§ Exercise prompt
Each entry below must be repeated word for word.

§ Input material
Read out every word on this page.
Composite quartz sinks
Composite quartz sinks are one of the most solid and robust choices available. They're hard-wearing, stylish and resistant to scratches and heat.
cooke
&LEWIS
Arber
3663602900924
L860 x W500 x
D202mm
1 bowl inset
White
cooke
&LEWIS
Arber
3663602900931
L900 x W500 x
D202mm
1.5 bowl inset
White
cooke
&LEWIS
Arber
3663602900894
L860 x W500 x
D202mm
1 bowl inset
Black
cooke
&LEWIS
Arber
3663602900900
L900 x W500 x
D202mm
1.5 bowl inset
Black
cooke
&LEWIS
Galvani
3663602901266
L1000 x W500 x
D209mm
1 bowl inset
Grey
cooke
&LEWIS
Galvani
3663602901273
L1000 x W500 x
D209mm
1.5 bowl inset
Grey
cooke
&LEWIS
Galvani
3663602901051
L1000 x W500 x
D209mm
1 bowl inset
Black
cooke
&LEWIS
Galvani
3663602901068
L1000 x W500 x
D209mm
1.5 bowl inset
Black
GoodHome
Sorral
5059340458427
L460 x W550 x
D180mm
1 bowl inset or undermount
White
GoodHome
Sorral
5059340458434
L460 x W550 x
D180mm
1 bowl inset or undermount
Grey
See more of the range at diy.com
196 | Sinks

§ Finished exercise
Read out every word on this page.
Composite quartz sinks
Composite quartz sinks are one of the most solid and robust choices available. They're hard-wearing, stylish and resistant to scratches and heat.
cooke
&LEWIS
Arber
3663602900924
L860 x W500 x
D202mm
1 bowl inset
White
cooke
&LEWIS
Arber
3663602900931
L900 x W500 x
D202mm
1.5 bowl inset
White
cooke
&LEWIS
Arber
3663602900894
L860 x W500 x
D202mm
1 bowl inset
Black
cooke
&LEWIS
Arber
3663602900900
L900 x W500 x
D202mm
1.5 bowl inset
Black
cooke
&LEWIS
Galvani
3663602901266
L1000 x W500 x
D209mm
1 bowl inset
Grey
cooke
&LEWIS
Galvani
3663602901273
L1000 x W500 x
D209mm
1.5 bowl inset
Grey
cooke
&LEWIS
Galvani
3663602901051
L1000 x W500 x
D209mm
1 bowl inset
Black
cooke
&LEWIS
Galvani
3663602901068
L1000 x W500 x
D209mm
1.5 bowl inset
Black
GoodHome
Sorral
5059340458427
L460 x W550 x
D180mm
1 bowl inset or undermount
White
GoodHome
Sorral
5059340458434
L460 x W550 x
D180mm
1 bowl inset or undermount
Grey
See more of the range at diy.com
196 | Sinks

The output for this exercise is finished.